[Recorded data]

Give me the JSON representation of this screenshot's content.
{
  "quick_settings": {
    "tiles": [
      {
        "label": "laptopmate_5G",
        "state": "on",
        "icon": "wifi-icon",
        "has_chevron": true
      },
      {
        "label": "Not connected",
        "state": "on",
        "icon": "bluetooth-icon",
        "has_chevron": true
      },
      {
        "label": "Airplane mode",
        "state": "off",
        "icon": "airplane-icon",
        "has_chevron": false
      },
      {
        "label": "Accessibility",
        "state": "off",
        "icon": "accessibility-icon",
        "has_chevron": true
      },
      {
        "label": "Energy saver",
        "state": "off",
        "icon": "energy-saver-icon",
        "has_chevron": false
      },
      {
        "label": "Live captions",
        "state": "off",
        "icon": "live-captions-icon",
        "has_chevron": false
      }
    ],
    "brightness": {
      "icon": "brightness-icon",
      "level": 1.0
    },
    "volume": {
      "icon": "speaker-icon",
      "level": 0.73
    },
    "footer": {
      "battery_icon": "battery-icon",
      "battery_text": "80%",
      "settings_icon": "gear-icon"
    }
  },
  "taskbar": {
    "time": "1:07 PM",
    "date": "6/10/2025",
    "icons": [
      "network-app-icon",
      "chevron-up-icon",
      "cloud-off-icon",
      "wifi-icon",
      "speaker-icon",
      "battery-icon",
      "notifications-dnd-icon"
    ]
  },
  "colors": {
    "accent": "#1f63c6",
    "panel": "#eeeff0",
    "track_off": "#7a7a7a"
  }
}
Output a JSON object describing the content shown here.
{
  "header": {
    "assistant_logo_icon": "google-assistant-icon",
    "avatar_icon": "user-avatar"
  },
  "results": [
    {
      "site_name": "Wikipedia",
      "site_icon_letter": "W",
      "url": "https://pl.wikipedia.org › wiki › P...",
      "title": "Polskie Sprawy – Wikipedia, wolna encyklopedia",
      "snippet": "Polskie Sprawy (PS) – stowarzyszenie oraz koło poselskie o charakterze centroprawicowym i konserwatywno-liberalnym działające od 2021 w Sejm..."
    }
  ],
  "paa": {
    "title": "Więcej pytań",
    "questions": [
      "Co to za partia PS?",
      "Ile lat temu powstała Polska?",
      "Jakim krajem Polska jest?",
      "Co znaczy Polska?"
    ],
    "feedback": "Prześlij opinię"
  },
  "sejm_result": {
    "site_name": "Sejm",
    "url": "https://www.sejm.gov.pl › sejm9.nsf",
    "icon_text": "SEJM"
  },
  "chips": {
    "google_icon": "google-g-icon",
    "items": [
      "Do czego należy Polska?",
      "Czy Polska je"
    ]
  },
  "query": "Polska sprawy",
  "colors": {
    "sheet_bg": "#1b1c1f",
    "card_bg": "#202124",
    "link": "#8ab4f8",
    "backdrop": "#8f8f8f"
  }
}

TASK PROMPT —
Everything in the listing above should be restated exactly.

RESULT FOR THIS EXERCISE —
Give me the JSON representation of this screenshot's content.
{
  "quick_settings": {
    "tiles": [
      {
        "label": "laptopmate_5G",
        "state": "on",
        "icon": "wifi-icon",
        "has_chevron": true
      },
      {
        "label": "Not connected",
        "state": "on",
        "icon": "bluetooth-icon",
        "has_chevron": true
      },
      {
        "label": "Airplane mode",
        "state": "off",
        "icon": "airplane-icon",
        "has_chevron": false
      },
      {
        "label": "Accessibility",
        "state": "off",
        "icon": "accessibility-icon",
        "has_chevron": true
      },
      {
        "label": "Energy saver",
        "state": "off",
        "icon": "energy-saver-icon",
        "has_chevron": false
      },
      {
        "label": "Live captions",
        "state": "off",
        "icon": "live-captions-icon",
        "has_chevron": false
      }
    ],
    "brightness": {
      "icon": "brightness-icon",
      "level": 1.0
    },
    "volume": {
      "icon": "speaker-icon",
      "level": 0.73
    },
    "footer": {
      "battery_icon": "battery-icon",
      "battery_text": "80%",
      "settings_icon": "gear-icon"
    }
  },
  "taskbar": {
    "time": "1:07 PM",
    "date": "6/10/2025",
    "icons": [
      "network-app-icon",
      "chevron-up-icon",
      "cloud-off-icon",
      "wifi-icon",
      "speaker-icon",
      "battery-icon",
      "notifications-dnd-icon"
    ]
  },
  "colors": {
    "accent": "#1f63c6",
    "panel": "#eeeff0",
    "track_off": "#7a7a7a"
  }
}
Output a JSON object describing the content shown here.
{
  "header": {
    "assistant_logo_icon": "google-assistant-icon",
    "avatar_icon": "user-avatar"
  },
  "results": [
    {
      "site_name": "Wikipedia",
      "site_icon_letter": "W",
      "url": "https://pl.wikipedia.org › wiki › P...",
      "title": "Polskie Sprawy – Wikipedia, wolna encyklopedia",
      "snippet": "Polskie Sprawy (PS) – stowarzyszenie oraz koło poselskie o charakterze centroprawicowym i konserwatywno-liberalnym działające od 2021 w Sejm..."
    }
  ],
  "paa": {
    "title": "Więcej pytań",
    "questions": [
      "Co to za partia PS?",
      "Ile lat temu powstała Polska?",
      "Jakim krajem Polska jest?",
      "Co znaczy Polska?"
    ],
    "feedback": "Prześlij opinię"
  },
  "sejm_result": {
    "site_name": "Sejm",
    "url": "https://www.sejm.gov.pl › sejm9.nsf",
    "icon_text": "SEJM"
  },
  "chips": {
    "google_icon": "google-g-icon",
    "items": [
      "Do czego należy Polska?",
      "Czy Polska je"
    ]
  },
  "query": "Polska sprawy",
  "colors": {
    "sheet_bg": "#1b1c1f",
    "card_bg": "#202124",
    "link": "#8ab4f8",
    "backdrop": "#8f8f8f"
  }
}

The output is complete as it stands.